◆ EXERCISE
Reproduce all of the material exactly as shown.

◆ DATA FOR PROCESSING
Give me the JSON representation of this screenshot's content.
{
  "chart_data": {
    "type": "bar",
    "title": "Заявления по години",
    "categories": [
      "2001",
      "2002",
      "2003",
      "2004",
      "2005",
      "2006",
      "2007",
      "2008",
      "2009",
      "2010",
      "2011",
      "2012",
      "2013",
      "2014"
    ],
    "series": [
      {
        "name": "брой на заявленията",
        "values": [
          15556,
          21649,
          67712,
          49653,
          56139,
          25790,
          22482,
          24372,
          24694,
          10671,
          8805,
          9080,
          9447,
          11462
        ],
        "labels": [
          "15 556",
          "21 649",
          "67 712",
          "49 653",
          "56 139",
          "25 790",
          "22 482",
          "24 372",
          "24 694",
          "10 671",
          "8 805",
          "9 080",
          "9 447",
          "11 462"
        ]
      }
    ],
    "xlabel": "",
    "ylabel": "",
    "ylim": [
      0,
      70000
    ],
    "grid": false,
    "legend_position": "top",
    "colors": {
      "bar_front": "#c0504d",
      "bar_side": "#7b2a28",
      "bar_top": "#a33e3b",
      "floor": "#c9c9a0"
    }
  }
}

◆ EXERCISE RESULT
Give me the JSON representation of this screenshot's content.
{
  "chart_data": {
    "type": "bar",
    "title": "Заявления по години",
    "categories": [
      "2001",
      "2002",
      "2003",
      "2004",
      "2005",
      "2006",
      "2007",
      "2008",
      "2009",
      "2010",
      "2011",
      "2012",
      "2013",
      "2014"
    ],
    "series": [
      {
        "name": "брой на заявленията",
        "values": [
          15556,
          21649,
          67712,
          49653,
          56139,
          25790,
          22482,
          24372,
          24694,
          10671,
          8805,
          9080,
          9447,
          11462
        ],
        "labels": [
          "15 556",
          "21 649",
          "67 712",
          "49 653",
          "56 139",
          "25 790",
          "22 482",
          "24 372",
          "24 694",
          "10 671",
          "8 805",
          "9 080",
          "9 447",
          "11 462"
        ]
      }
    ],
    "xlabel": "",
    "ylabel": "",
    "ylim": [
      0,
      70000
    ],
    "grid": false,
    "legend_position": "top",
    "colors": {
      "bar_front": "#c0504d",
      "bar_side": "#7b2a28",
      "bar_top": "#a33e3b",
      "floor": "#c9c9a0"
    }
  }
}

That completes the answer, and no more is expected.